Go through the entries below and copy each line containing the word "text".

## Start RECORDS FOR THE TASK

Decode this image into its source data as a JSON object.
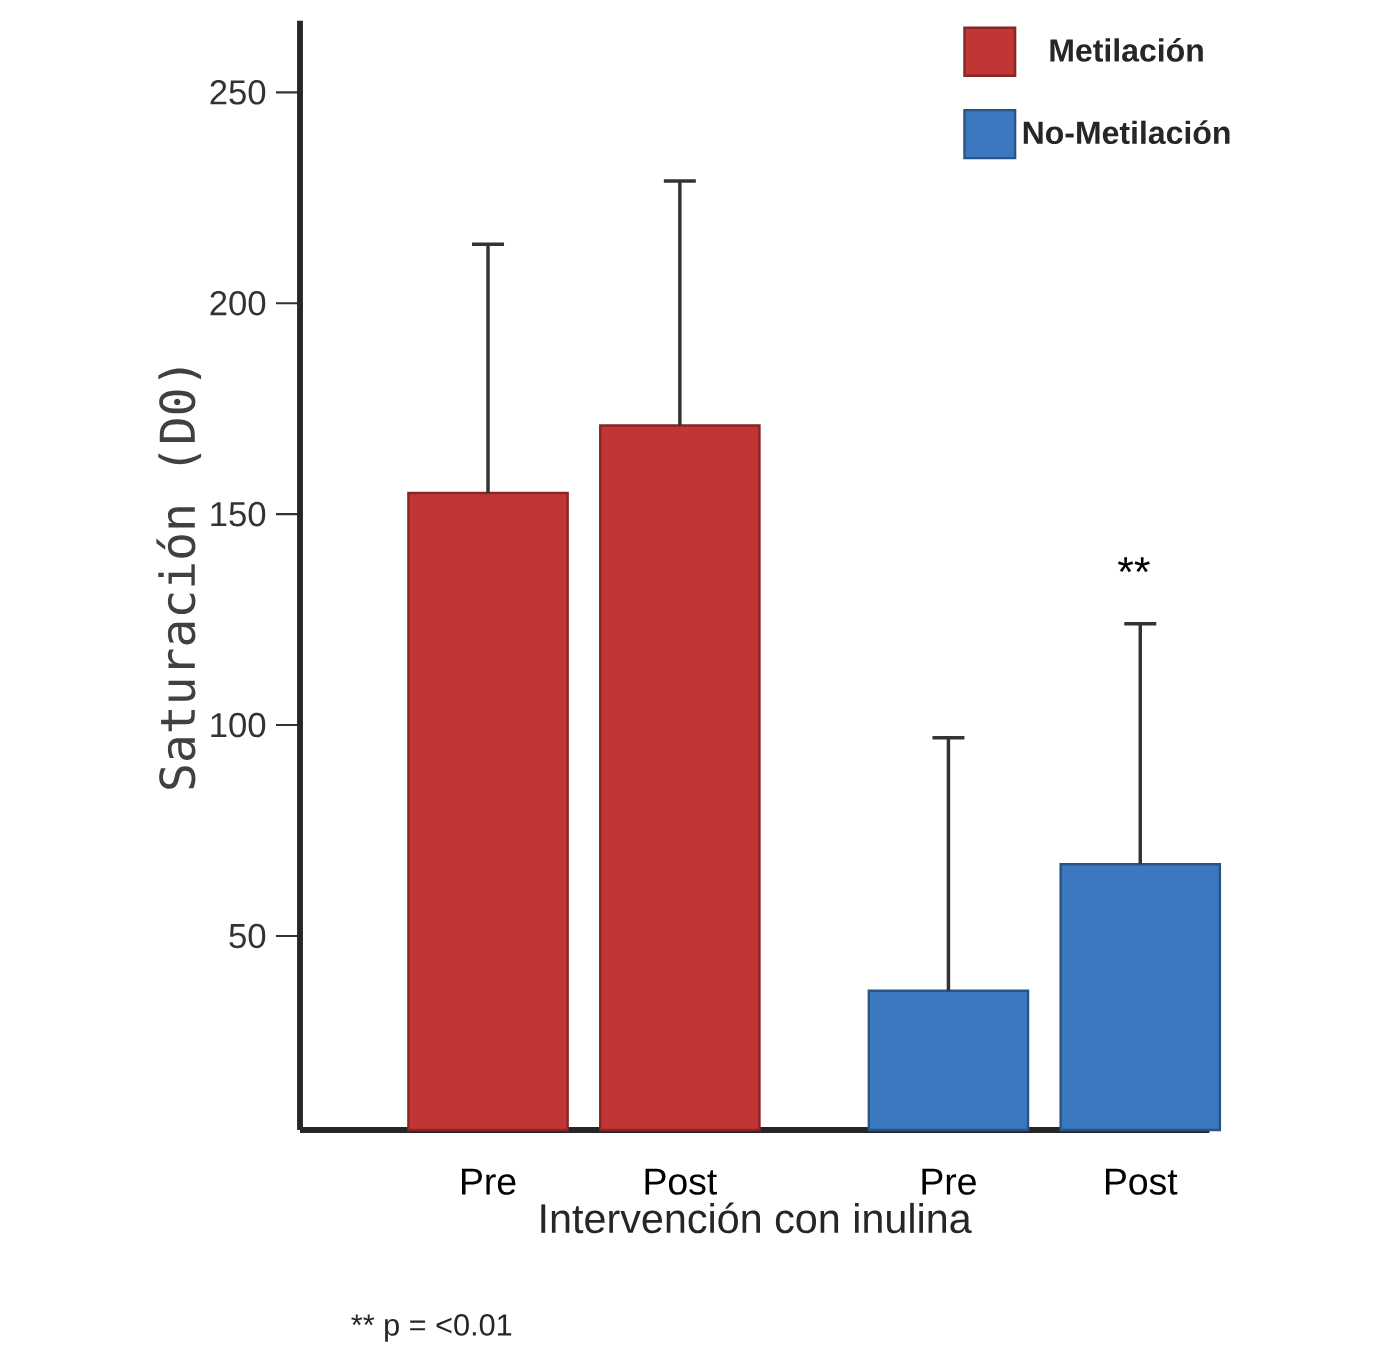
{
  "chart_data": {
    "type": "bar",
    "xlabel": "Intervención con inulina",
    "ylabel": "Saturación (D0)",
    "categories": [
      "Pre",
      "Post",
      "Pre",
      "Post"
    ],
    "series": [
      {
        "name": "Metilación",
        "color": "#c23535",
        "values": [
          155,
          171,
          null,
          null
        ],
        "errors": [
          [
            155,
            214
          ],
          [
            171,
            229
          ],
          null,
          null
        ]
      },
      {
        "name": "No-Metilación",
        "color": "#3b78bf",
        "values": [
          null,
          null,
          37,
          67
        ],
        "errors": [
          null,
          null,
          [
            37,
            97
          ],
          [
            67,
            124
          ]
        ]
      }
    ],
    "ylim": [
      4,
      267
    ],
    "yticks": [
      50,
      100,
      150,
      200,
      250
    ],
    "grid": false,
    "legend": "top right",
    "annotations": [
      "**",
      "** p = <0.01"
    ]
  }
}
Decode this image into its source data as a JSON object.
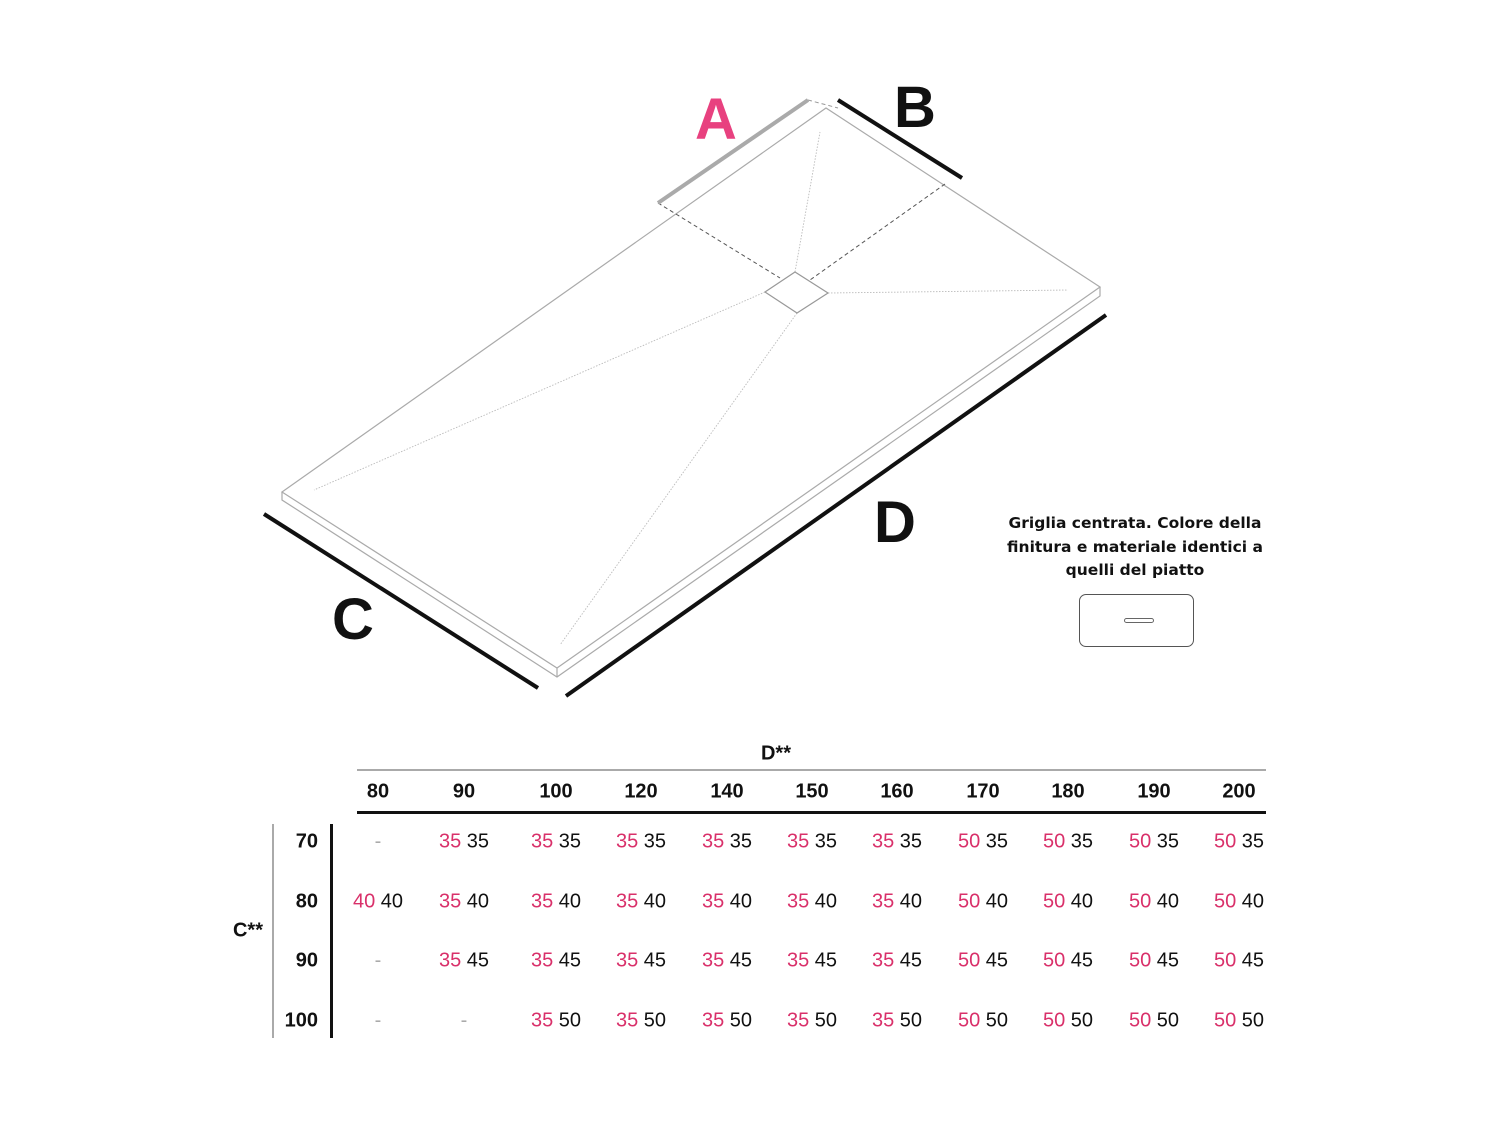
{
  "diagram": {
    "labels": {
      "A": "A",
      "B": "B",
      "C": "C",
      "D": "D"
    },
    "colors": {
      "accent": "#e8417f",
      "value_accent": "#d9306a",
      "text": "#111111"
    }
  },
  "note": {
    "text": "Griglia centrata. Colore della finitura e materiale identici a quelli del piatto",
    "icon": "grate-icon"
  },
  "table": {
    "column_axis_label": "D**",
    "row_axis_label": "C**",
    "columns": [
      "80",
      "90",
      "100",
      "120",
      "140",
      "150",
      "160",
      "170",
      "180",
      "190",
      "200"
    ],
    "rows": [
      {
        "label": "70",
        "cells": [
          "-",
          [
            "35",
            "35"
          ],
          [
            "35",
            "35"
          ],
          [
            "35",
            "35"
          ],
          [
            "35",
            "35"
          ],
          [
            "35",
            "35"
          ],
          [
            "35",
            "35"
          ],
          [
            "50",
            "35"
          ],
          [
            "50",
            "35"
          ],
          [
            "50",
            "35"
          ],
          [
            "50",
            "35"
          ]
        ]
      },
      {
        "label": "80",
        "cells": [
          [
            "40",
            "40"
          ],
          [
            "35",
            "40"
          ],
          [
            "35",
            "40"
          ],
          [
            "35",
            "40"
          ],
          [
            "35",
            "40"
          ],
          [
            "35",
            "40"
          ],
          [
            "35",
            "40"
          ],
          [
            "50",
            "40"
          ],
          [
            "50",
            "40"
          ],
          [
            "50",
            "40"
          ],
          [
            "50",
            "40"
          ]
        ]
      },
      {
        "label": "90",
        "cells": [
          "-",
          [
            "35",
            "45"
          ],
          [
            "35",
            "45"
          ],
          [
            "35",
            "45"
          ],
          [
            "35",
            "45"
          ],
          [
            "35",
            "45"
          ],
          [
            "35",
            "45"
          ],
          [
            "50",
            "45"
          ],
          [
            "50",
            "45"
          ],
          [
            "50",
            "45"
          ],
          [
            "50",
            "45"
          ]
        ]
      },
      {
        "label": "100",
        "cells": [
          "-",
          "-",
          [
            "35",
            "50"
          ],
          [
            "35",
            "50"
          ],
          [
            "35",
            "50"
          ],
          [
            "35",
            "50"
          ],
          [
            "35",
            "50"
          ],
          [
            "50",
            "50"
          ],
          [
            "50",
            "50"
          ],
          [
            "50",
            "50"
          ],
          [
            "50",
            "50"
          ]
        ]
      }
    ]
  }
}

## End RECORDS FOR THE TASK

_CORRECT RESULT:_
      "text": "#111111"
    "text": "Griglia centrata. Colore della finitura e materiale identici a quelli del piatto",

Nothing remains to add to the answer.